What to work on: Search the data for the word "Abgeschlossene". Reproduce every line where it is found.

Extracted material:

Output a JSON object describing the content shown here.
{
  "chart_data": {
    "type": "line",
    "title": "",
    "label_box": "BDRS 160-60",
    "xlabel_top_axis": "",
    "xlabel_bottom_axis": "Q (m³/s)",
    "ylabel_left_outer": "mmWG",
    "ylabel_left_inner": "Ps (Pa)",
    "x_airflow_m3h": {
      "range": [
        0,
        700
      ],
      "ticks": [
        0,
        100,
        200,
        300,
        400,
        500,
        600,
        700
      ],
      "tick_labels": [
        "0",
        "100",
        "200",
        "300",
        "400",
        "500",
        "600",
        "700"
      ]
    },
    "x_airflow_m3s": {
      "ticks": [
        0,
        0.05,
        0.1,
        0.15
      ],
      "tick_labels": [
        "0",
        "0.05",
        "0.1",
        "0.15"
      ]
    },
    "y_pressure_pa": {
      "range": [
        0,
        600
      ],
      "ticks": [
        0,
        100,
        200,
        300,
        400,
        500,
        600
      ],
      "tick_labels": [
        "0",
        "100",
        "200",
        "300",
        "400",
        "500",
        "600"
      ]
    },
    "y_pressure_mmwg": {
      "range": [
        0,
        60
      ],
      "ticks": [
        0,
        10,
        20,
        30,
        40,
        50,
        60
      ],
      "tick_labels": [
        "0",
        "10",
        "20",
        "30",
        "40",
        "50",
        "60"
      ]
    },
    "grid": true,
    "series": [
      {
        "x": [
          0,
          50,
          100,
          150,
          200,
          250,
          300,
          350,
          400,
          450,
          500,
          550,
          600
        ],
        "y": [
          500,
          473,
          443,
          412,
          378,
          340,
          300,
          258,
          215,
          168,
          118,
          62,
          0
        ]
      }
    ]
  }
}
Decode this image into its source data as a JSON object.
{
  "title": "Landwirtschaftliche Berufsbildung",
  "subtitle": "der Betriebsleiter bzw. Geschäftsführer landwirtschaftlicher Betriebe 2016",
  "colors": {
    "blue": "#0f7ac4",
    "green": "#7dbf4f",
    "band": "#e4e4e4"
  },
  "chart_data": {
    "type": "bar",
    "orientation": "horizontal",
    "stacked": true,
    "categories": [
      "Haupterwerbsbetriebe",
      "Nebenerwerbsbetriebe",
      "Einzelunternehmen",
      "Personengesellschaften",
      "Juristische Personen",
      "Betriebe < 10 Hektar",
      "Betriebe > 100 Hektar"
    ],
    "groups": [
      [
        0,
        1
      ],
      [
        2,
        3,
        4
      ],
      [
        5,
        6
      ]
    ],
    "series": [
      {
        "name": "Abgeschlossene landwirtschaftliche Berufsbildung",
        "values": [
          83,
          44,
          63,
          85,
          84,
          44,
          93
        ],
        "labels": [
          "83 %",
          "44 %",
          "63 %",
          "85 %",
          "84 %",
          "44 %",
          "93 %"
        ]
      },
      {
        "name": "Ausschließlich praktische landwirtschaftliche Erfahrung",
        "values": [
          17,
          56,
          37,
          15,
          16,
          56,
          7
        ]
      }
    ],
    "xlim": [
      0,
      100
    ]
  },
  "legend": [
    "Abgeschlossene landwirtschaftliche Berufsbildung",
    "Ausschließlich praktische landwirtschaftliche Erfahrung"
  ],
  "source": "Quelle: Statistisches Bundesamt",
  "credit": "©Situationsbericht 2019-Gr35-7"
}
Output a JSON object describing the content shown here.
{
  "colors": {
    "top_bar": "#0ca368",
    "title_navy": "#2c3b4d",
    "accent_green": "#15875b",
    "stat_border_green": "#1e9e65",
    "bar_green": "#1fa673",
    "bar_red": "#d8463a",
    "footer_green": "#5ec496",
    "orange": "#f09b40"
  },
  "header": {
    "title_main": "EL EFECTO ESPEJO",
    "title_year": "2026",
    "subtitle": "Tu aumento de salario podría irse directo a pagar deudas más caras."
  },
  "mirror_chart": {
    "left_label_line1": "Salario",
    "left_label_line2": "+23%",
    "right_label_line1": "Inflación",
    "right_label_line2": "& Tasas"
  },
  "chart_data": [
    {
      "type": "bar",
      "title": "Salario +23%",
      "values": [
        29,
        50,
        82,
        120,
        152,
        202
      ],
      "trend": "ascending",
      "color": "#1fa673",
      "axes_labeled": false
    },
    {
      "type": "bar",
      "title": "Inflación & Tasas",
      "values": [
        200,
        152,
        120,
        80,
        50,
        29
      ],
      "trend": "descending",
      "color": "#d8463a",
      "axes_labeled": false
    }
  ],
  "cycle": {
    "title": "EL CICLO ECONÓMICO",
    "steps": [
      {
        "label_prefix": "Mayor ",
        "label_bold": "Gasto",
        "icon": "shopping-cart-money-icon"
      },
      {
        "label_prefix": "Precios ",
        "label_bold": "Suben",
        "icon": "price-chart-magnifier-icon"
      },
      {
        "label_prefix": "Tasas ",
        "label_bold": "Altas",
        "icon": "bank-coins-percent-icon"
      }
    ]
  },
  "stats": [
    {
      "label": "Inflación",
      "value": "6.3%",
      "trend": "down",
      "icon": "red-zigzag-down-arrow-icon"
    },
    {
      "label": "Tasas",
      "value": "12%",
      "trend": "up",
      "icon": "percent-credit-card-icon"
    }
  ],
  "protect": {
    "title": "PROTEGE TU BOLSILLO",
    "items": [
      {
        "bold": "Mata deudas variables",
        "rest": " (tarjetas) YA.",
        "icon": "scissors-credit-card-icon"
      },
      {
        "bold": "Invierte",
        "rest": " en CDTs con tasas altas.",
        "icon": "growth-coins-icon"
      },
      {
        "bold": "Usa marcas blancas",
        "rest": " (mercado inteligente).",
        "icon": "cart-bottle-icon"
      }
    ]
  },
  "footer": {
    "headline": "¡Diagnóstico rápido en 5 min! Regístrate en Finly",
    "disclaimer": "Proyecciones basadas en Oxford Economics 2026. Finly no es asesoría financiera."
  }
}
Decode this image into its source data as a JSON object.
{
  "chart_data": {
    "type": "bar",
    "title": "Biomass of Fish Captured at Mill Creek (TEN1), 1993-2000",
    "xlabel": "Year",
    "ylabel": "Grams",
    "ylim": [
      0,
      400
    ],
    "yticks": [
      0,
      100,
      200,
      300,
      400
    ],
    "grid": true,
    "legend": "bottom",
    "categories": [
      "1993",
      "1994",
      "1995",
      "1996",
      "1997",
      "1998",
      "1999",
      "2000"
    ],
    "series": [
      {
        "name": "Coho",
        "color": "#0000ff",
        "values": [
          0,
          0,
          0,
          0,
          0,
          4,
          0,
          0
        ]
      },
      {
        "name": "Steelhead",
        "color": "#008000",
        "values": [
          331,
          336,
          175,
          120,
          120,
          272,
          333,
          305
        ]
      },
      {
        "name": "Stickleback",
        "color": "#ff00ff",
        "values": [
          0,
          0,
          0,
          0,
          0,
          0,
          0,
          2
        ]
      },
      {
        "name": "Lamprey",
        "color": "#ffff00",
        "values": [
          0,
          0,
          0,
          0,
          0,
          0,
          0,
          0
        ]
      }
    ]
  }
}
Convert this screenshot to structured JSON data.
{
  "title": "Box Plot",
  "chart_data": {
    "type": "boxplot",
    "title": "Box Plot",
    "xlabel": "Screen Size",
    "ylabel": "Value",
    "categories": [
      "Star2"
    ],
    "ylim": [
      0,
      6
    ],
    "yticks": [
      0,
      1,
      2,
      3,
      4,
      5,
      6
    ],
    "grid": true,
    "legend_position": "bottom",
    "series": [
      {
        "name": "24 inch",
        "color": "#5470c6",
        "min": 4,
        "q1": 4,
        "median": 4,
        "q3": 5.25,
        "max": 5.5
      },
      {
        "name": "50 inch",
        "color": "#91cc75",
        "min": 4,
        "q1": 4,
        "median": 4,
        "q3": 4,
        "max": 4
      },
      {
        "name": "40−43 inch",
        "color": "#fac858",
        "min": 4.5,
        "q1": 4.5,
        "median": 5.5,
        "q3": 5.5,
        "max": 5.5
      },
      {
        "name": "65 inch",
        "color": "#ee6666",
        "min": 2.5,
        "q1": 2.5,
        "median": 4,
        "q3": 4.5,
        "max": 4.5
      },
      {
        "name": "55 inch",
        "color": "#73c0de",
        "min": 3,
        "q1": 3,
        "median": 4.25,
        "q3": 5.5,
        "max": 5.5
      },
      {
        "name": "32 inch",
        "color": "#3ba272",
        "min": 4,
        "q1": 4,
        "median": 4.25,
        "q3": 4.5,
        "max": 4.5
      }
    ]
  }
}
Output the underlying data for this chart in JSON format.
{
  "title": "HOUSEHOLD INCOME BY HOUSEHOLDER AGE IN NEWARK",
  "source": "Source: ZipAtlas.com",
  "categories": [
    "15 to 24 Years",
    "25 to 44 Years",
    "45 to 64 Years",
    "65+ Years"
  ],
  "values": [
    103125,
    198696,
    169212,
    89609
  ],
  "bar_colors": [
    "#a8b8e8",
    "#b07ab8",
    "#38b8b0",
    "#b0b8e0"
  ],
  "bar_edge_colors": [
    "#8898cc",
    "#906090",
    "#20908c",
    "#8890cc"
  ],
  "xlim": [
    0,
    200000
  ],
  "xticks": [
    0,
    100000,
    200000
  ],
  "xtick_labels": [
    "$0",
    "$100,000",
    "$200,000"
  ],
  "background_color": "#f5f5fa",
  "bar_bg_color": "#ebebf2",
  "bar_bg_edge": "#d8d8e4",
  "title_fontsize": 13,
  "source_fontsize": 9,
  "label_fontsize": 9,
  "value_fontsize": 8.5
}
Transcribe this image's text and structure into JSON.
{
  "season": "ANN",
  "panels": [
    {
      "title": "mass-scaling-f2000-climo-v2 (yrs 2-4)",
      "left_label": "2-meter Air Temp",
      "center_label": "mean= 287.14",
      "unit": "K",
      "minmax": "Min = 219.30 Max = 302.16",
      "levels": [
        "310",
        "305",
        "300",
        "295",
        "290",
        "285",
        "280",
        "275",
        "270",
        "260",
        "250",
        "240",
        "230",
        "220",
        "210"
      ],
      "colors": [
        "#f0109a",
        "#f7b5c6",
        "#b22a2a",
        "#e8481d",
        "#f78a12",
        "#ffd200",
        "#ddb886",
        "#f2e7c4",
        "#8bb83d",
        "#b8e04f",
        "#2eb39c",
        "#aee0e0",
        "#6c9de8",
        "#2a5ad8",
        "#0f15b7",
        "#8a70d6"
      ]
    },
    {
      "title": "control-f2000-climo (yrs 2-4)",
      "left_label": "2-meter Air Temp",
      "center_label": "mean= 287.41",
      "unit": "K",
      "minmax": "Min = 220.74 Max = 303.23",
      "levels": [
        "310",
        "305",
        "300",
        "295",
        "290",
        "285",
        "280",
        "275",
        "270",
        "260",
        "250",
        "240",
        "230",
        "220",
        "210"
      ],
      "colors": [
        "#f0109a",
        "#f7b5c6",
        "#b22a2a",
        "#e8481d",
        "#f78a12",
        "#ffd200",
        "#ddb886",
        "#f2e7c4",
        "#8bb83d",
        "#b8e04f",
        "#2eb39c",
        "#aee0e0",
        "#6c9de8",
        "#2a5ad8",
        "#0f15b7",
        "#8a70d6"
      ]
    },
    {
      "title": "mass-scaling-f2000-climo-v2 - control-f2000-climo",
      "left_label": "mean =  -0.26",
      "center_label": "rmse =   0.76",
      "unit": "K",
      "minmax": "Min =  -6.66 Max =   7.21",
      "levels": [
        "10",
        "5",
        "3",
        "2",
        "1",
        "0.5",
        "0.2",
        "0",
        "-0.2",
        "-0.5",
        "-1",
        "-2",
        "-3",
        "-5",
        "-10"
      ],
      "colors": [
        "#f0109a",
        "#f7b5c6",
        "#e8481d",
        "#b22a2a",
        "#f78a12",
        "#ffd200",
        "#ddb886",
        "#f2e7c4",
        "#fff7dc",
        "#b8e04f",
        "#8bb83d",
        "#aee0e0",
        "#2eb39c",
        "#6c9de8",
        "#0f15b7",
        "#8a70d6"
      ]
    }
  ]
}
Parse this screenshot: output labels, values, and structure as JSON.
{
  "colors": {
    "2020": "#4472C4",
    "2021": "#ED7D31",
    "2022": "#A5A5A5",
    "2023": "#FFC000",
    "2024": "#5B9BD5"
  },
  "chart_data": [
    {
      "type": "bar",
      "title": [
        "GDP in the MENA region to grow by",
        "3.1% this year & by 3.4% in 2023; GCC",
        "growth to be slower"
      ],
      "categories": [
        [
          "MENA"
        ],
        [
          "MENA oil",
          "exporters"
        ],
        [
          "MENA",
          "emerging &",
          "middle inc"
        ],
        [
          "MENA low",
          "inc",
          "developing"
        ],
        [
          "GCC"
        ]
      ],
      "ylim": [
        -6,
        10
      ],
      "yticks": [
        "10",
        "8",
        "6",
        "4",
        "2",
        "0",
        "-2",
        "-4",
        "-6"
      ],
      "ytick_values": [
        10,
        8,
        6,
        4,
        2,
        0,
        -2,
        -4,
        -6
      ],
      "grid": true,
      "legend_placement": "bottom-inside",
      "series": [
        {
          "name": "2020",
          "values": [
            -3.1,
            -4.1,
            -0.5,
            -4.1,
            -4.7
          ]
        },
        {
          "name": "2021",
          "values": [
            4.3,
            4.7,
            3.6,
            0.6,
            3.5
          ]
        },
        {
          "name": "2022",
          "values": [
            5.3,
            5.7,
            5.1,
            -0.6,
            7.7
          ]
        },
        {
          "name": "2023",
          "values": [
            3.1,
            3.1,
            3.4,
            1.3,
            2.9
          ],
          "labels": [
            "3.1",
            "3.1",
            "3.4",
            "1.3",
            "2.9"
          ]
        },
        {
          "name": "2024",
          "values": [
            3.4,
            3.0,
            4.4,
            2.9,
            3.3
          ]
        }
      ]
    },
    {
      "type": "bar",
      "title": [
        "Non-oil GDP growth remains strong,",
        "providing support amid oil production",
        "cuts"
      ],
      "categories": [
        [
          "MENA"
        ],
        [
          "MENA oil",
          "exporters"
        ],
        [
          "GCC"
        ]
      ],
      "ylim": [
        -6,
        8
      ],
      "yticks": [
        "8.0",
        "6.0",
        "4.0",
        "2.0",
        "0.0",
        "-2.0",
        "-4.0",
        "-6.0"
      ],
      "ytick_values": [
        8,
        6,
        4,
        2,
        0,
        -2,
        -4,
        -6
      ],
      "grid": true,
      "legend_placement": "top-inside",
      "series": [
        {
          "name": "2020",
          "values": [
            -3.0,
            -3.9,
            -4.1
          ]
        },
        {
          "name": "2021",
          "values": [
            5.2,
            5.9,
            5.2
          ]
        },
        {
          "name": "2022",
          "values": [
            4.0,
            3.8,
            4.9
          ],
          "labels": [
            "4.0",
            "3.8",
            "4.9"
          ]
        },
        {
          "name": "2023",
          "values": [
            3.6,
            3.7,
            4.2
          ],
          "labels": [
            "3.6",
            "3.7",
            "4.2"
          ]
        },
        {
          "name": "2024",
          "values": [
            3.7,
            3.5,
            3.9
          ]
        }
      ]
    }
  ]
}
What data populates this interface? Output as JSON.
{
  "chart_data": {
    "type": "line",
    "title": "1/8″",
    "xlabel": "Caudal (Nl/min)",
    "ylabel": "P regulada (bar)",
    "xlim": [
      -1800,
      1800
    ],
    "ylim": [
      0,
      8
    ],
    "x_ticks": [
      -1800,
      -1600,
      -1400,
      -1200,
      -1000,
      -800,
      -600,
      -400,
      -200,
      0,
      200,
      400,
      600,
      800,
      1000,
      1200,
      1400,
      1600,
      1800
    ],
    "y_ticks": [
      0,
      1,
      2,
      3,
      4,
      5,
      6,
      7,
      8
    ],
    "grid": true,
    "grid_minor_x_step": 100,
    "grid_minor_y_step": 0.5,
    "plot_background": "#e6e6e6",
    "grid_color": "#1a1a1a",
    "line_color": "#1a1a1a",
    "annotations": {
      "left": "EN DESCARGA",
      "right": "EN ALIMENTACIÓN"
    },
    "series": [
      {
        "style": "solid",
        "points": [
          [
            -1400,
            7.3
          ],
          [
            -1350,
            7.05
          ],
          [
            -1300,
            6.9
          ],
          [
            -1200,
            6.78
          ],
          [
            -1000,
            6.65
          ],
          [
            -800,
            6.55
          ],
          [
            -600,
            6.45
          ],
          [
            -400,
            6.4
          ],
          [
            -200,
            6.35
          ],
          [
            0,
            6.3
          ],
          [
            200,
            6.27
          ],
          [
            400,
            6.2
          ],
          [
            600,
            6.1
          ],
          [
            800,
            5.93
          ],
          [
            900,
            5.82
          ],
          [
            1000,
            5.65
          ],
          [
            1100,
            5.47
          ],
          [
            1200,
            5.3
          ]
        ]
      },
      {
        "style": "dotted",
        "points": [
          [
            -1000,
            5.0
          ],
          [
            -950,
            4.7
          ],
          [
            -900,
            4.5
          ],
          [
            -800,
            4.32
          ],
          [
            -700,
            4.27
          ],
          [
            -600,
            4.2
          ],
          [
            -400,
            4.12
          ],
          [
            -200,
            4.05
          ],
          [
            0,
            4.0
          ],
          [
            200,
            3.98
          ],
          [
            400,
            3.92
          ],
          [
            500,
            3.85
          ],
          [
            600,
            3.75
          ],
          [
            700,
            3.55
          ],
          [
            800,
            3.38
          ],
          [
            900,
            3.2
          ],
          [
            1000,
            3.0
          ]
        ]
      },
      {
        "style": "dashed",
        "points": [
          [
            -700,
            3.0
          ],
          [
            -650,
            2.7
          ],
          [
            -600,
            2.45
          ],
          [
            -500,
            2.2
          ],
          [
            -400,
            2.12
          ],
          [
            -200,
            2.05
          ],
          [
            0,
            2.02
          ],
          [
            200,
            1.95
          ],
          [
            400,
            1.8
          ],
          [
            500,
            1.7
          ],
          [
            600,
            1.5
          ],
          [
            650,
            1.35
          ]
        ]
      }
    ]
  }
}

The completed task:
        "name": "Abgeschlossene landwirtschaftliche Berufsbildung",
    "Abgeschlossene landwirtschaftliche Berufsbildung",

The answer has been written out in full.